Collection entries
######

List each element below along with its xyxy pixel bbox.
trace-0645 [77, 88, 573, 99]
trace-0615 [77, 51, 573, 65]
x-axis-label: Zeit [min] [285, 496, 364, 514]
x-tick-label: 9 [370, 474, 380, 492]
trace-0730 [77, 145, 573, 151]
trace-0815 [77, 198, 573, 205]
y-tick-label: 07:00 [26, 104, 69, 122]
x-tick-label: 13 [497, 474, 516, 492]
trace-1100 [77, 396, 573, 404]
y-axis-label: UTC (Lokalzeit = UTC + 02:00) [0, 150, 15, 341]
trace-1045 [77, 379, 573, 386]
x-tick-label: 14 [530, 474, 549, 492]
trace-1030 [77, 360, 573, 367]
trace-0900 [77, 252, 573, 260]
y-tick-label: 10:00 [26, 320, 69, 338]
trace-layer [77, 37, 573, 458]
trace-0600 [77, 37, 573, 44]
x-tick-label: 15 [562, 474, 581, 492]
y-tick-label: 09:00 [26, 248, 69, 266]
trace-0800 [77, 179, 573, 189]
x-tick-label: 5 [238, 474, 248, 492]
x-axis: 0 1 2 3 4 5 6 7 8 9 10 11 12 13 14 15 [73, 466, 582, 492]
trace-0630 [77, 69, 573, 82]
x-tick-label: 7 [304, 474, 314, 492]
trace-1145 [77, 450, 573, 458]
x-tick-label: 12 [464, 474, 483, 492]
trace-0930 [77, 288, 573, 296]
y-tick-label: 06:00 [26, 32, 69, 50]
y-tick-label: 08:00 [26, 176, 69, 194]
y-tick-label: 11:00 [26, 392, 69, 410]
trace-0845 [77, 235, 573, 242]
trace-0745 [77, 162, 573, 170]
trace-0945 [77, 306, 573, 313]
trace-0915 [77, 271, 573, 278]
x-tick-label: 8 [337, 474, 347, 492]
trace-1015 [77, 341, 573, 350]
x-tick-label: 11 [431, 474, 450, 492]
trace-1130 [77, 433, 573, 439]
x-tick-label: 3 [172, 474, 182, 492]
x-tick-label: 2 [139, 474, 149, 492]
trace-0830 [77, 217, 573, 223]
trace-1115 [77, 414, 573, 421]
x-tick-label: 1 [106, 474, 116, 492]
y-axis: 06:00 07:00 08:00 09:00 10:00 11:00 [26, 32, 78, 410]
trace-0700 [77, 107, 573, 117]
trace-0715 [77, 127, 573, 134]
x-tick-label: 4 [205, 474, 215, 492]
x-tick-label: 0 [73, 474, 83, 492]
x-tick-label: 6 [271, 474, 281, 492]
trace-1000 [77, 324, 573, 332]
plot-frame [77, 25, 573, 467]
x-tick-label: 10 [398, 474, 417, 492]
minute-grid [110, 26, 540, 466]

######

[Direction] Retype every line of the listing above, keeping each character and the line order unchanged.

[Result below]
List each element below along with its xyxy pixel bbox.
trace-0645 [77, 88, 573, 99]
trace-0615 [77, 51, 573, 65]
x-axis-label: Zeit [min] [285, 496, 364, 514]
x-tick-label: 9 [370, 474, 380, 492]
trace-0730 [77, 145, 573, 151]
trace-0815 [77, 198, 573, 205]
y-tick-label: 07:00 [26, 104, 69, 122]
x-tick-label: 13 [497, 474, 516, 492]
trace-1100 [77, 396, 573, 404]
y-axis-label: UTC (Lokalzeit = UTC + 02:00) [0, 150, 15, 341]
trace-1045 [77, 379, 573, 386]
x-tick-label: 14 [530, 474, 549, 492]
trace-1030 [77, 360, 573, 367]
trace-0900 [77, 252, 573, 260]
y-tick-label: 10:00 [26, 320, 69, 338]
trace-layer [77, 37, 573, 458]
trace-0600 [77, 37, 573, 44]
x-tick-label: 15 [562, 474, 581, 492]
y-tick-label: 09:00 [26, 248, 69, 266]
trace-0800 [77, 179, 573, 189]
x-tick-label: 5 [238, 474, 248, 492]
x-axis: 0 1 2 3 4 5 6 7 8 9 10 11 12 13 14 15 [73, 466, 582, 492]
trace-0630 [77, 69, 573, 82]
x-tick-label: 7 [304, 474, 314, 492]
trace-1145 [77, 450, 573, 458]
x-tick-label: 12 [464, 474, 483, 492]
trace-0930 [77, 288, 573, 296]
y-tick-label: 06:00 [26, 32, 69, 50]
y-tick-label: 08:00 [26, 176, 69, 194]
y-tick-label: 11:00 [26, 392, 69, 410]
trace-0845 [77, 235, 573, 242]
trace-0745 [77, 162, 573, 170]
trace-0945 [77, 306, 573, 313]
trace-0915 [77, 271, 573, 278]
x-tick-label: 8 [337, 474, 347, 492]
trace-1015 [77, 341, 573, 350]
x-tick-label: 11 [431, 474, 450, 492]
trace-1130 [77, 433, 573, 439]
x-tick-label: 3 [172, 474, 182, 492]
x-tick-label: 2 [139, 474, 149, 492]
trace-0830 [77, 217, 573, 223]
trace-1115 [77, 414, 573, 421]
x-tick-label: 1 [106, 474, 116, 492]
y-axis: 06:00 07:00 08:00 09:00 10:00 11:00 [26, 32, 78, 410]
trace-0700 [77, 107, 573, 117]
trace-0715 [77, 127, 573, 134]
x-tick-label: 4 [205, 474, 215, 492]
x-tick-label: 0 [73, 474, 83, 492]
x-tick-label: 6 [271, 474, 281, 492]
trace-1000 [77, 324, 573, 332]
plot-frame [77, 25, 573, 467]
x-tick-label: 10 [398, 474, 417, 492]
minute-grid [110, 26, 540, 466]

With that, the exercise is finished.